> _Do this_:
Find how many lines in the data below mention "JSON". Give the number only.
═══
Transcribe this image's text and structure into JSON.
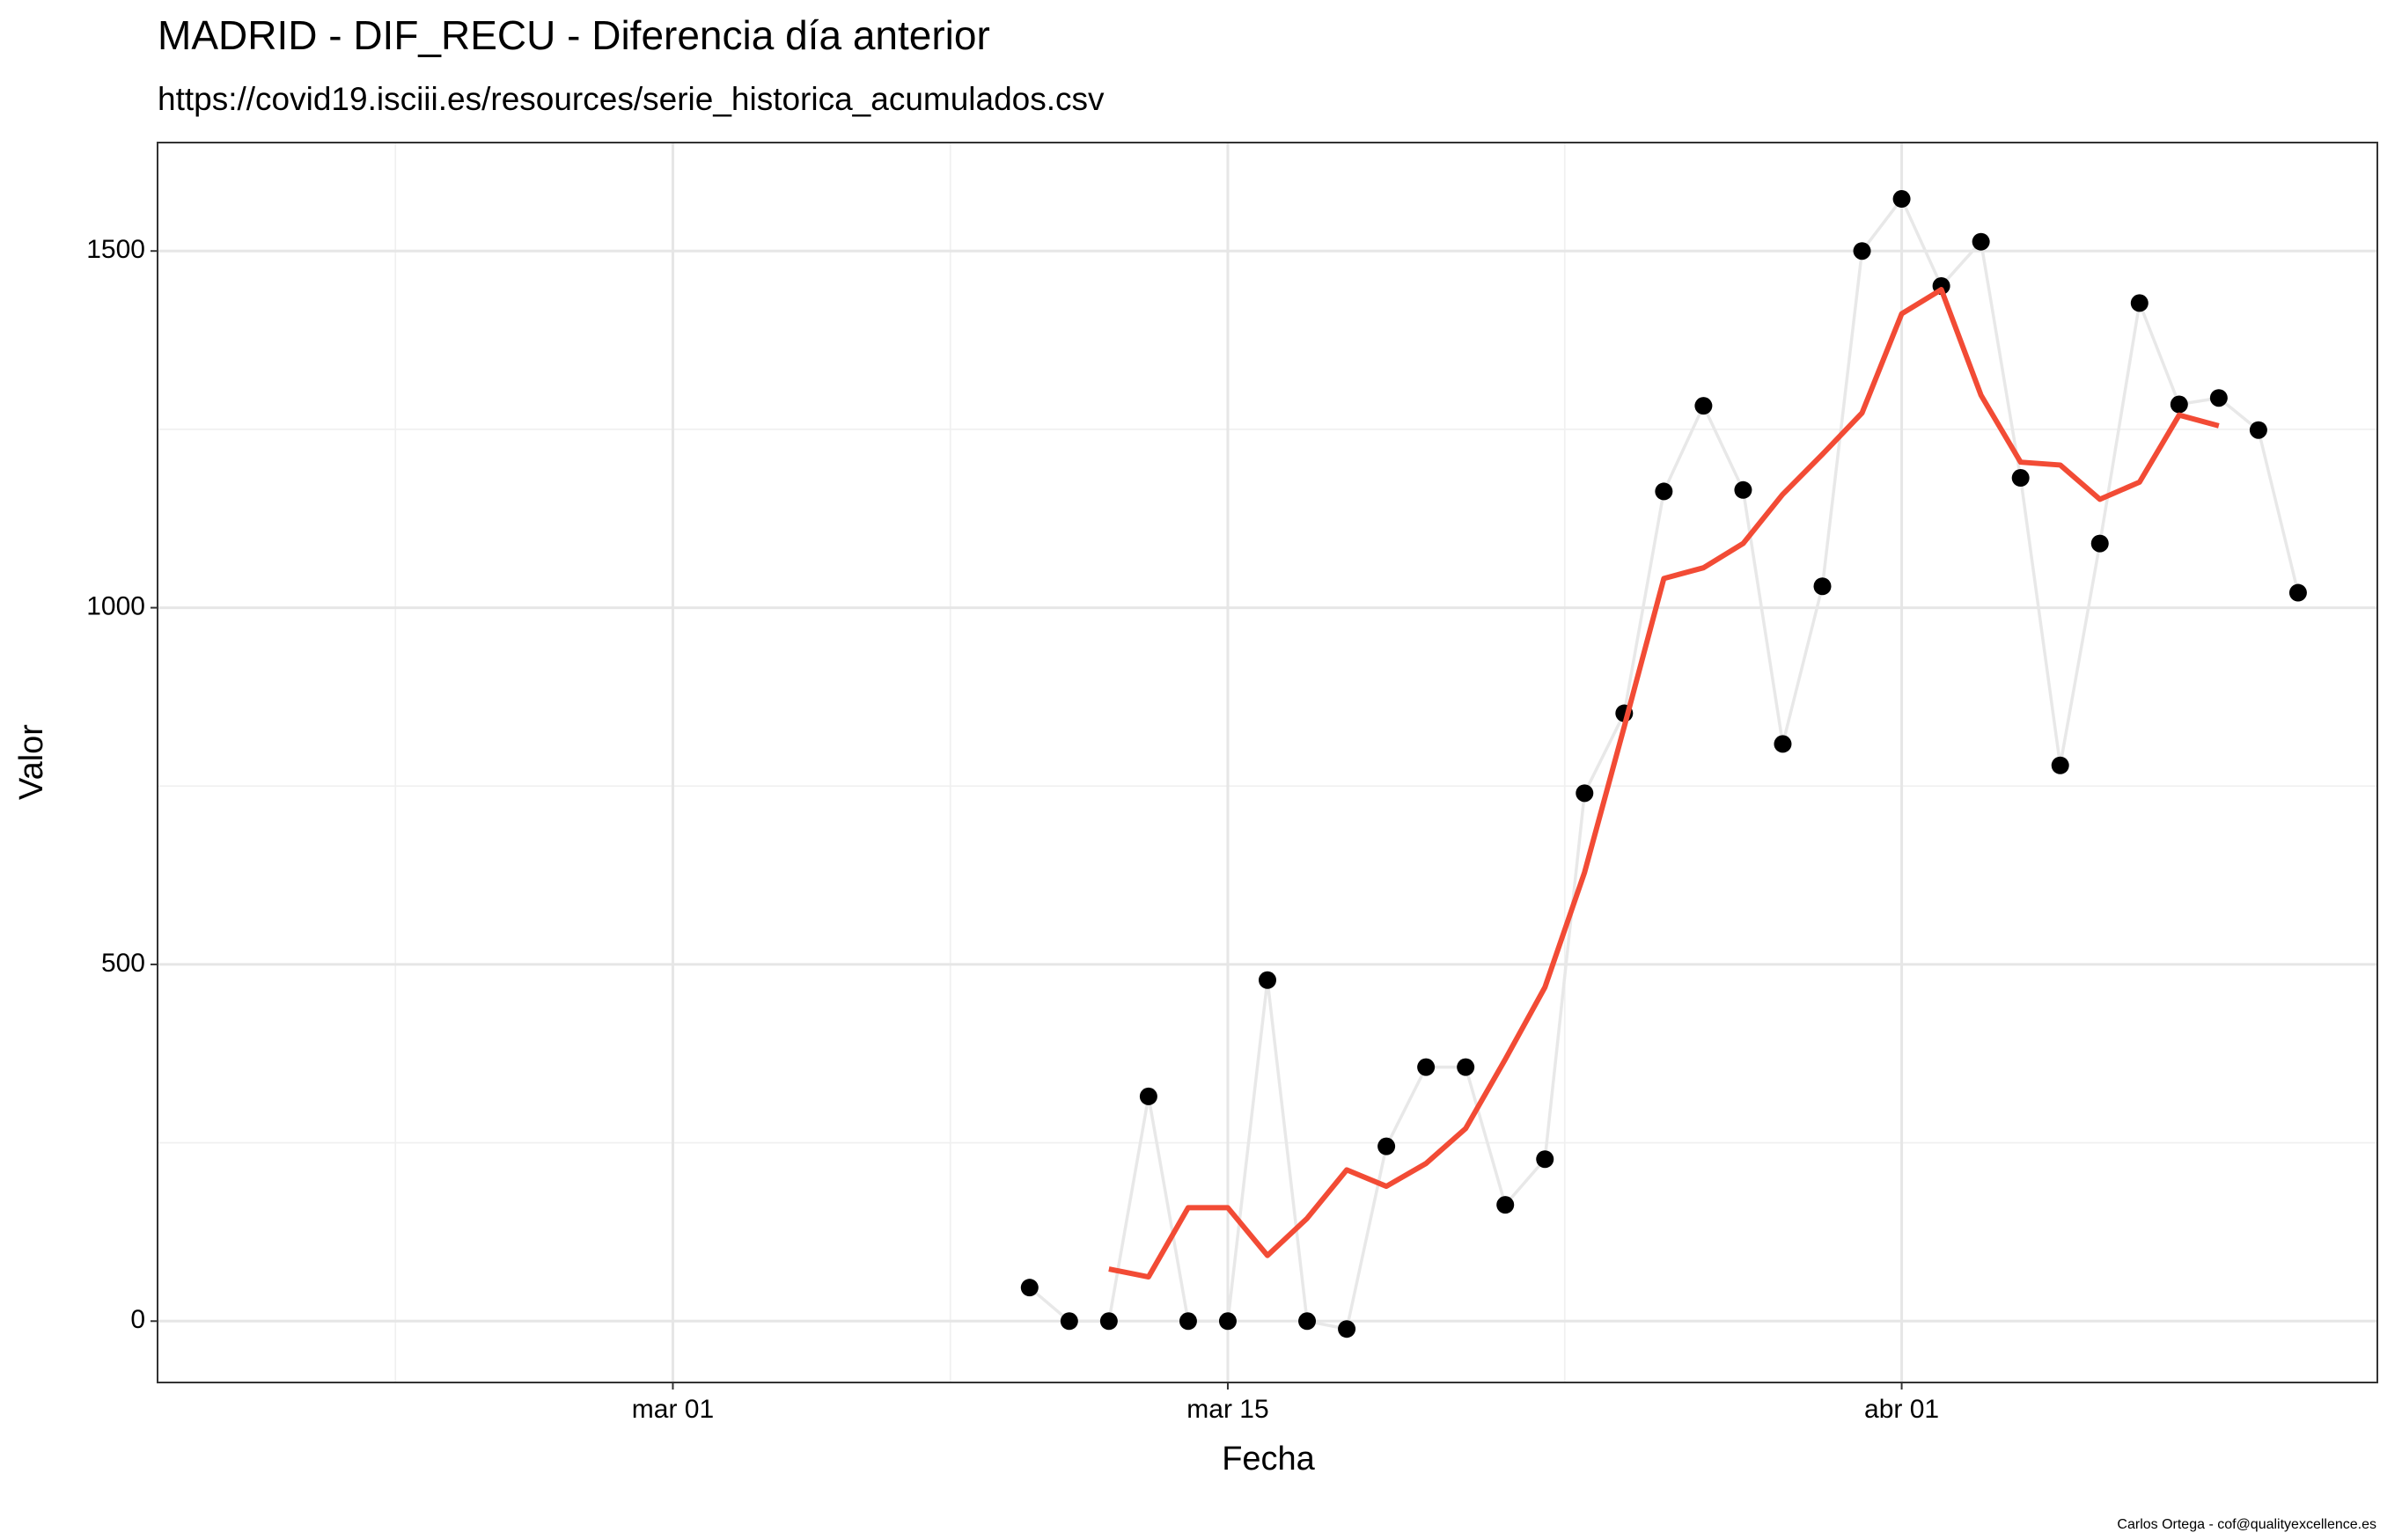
{
  "chart_data": {
    "type": "line",
    "title": "MADRID - DIF_RECU - Diferencia día anterior",
    "subtitle": "https://covid19.isciii.es/resources/serie_historica_acumulados.csv",
    "x_label": "Fecha",
    "y_label": "Valor",
    "caption": "Carlos Ortega - cof@qualityexcellence.es",
    "x": [
      "03-10",
      "03-11",
      "03-12",
      "03-13",
      "03-14",
      "03-15",
      "03-16",
      "03-17",
      "03-18",
      "03-19",
      "03-20",
      "03-21",
      "03-22",
      "03-23",
      "03-24",
      "03-25",
      "03-26",
      "03-27",
      "03-28",
      "03-29",
      "03-30",
      "03-31",
      "04-01",
      "04-02",
      "04-03",
      "04-04",
      "04-05",
      "04-06",
      "04-07",
      "04-08",
      "04-09",
      "04-10",
      "04-11"
    ],
    "series": [
      {
        "color": "#000000",
        "line_color": "#e8e8e8",
        "values": [
          47,
          0,
          0,
          315,
          0,
          0,
          478,
          0,
          -11,
          245,
          356,
          356,
          163,
          227,
          740,
          852,
          1163,
          1283,
          1165,
          809,
          1030,
          1500,
          1573,
          1451,
          1513,
          1182,
          779,
          1090,
          1427,
          1285,
          1294,
          1249,
          1021
        ]
      },
      {
        "color": "#f24b35",
        "values": [
          null,
          null,
          73,
          62,
          159,
          159,
          92,
          144,
          212,
          189,
          221,
          270,
          367,
          468,
          629,
          833,
          1041,
          1056,
          1090,
          1159,
          1215,
          1273,
          1412,
          1446,
          1298,
          1204,
          1200,
          1152,
          1176,
          1270,
          1255,
          null,
          null
        ]
      }
    ],
    "xlim": [
      "02-17",
      "04-13"
    ],
    "xticks": [
      {
        "value": "03-01",
        "label": "mar 01"
      },
      {
        "value": "03-15",
        "label": "mar 15"
      },
      {
        "value": "04-01",
        "label": "abr 01"
      }
    ],
    "ylim": [
      -86,
      1652
    ],
    "yticks": [
      0,
      500,
      1000,
      1500
    ],
    "grid": true
  }
}
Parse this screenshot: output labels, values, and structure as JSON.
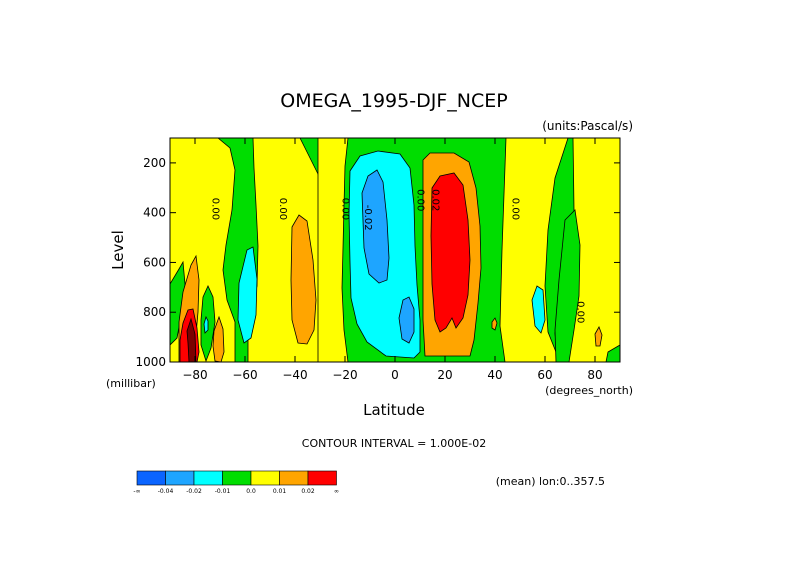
{
  "chart_data": {
    "type": "contour",
    "title": "OMEGA_1995-DJF_NCEP",
    "units": "(units:Pascal/s)",
    "xlabel": "Latitude",
    "ylabel": "Level",
    "x_units": "(degrees_north)",
    "y_units": "(millibar)",
    "xlim": [
      -90,
      90
    ],
    "ylim": [
      1000,
      100
    ],
    "x_ticks": [
      -80,
      -60,
      -40,
      -20,
      0,
      20,
      40,
      60,
      80
    ],
    "x_tick_labels": [
      "−80",
      "−60",
      "−40",
      "−20",
      "0",
      "20",
      "40",
      "60",
      "80"
    ],
    "y_ticks": [
      200,
      400,
      600,
      800,
      1000
    ],
    "y_tick_labels": [
      "200",
      "400",
      "600",
      "800",
      "1000"
    ],
    "contour_interval": "CONTOUR INTERVAL = 1.000E-02",
    "mean_note": "(mean) lon:0..357.5",
    "contour_labels": [
      {
        "text": "0.00",
        "lat": -73,
        "level": 385
      },
      {
        "text": "0.00",
        "lat": -46,
        "level": 385
      },
      {
        "text": "0.00",
        "lat": -21,
        "level": 385
      },
      {
        "text": "-0.02",
        "lat": -12,
        "level": 420
      },
      {
        "text": "0.00",
        "lat": 9,
        "level": 350
      },
      {
        "text": "0.02",
        "lat": 15,
        "level": 350
      },
      {
        "text": "0.00",
        "lat": 47,
        "level": 385
      },
      {
        "text": "0.00",
        "lat": 73,
        "level": 800
      }
    ],
    "legend": {
      "colors": [
        "#0a64ff",
        "#1ea5ff",
        "#00ffff",
        "#00dd00",
        "#ffff00",
        "#ffa500",
        "#ff0000"
      ],
      "labels": [
        "-∞",
        "-0.04",
        "-0.02",
        "-0.01",
        "0.0",
        "0.01",
        "0.02",
        "∞"
      ]
    },
    "field_levels": {
      "colors": {
        "blue": "#0a64ff",
        "lightblue": "#1ea5ff",
        "cyan": "#00ffff",
        "green": "#00dd00",
        "yellow": "#ffff00",
        "orange": "#ffa500",
        "red": "#ff0000",
        "darkred": "#7a0000"
      }
    }
  }
}
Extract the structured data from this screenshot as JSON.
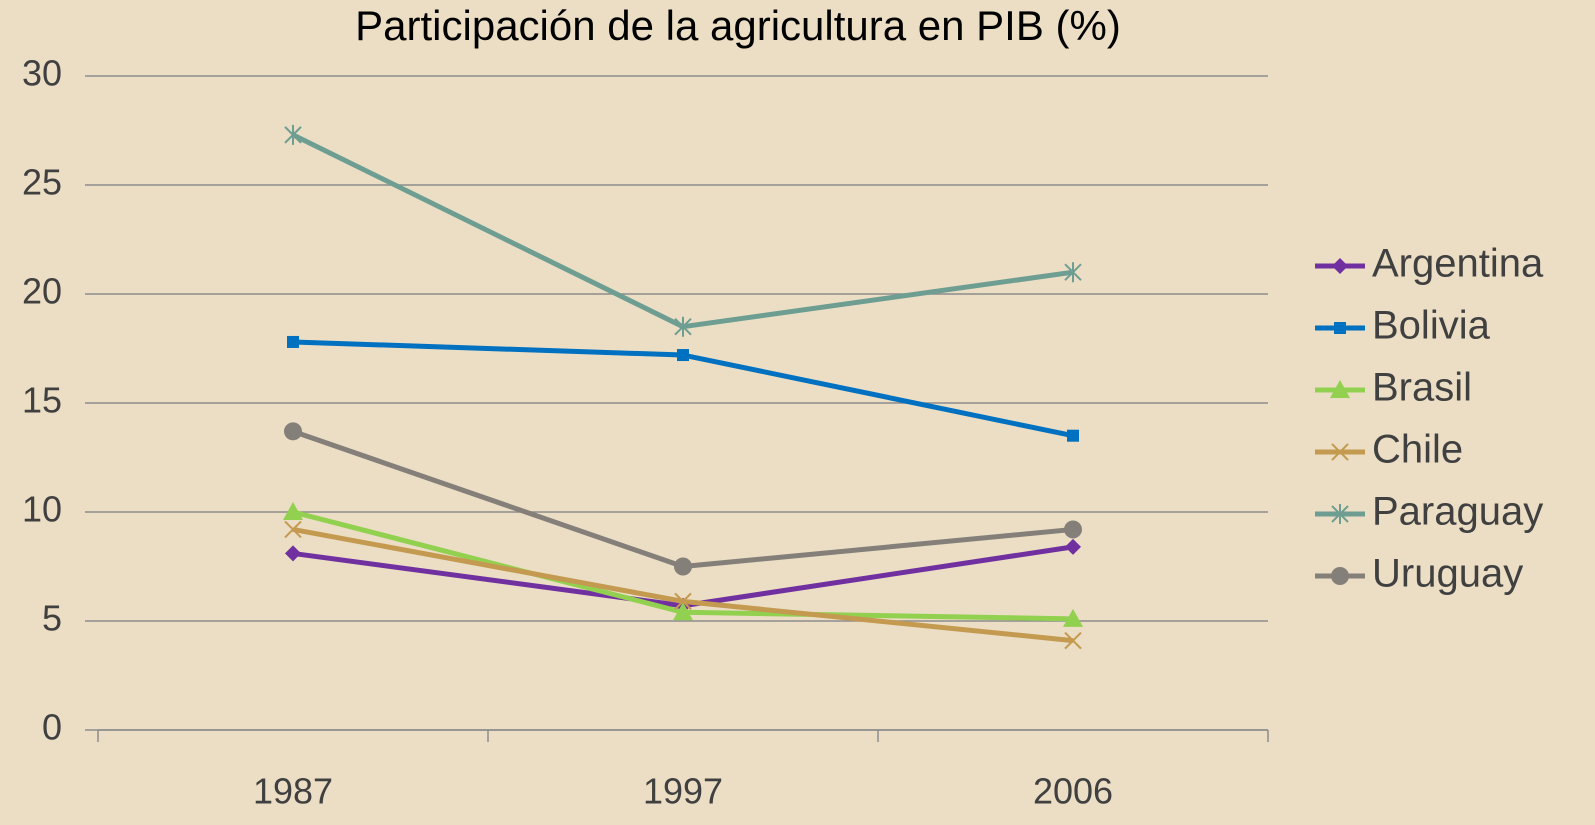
═══
> _Full answer_:
3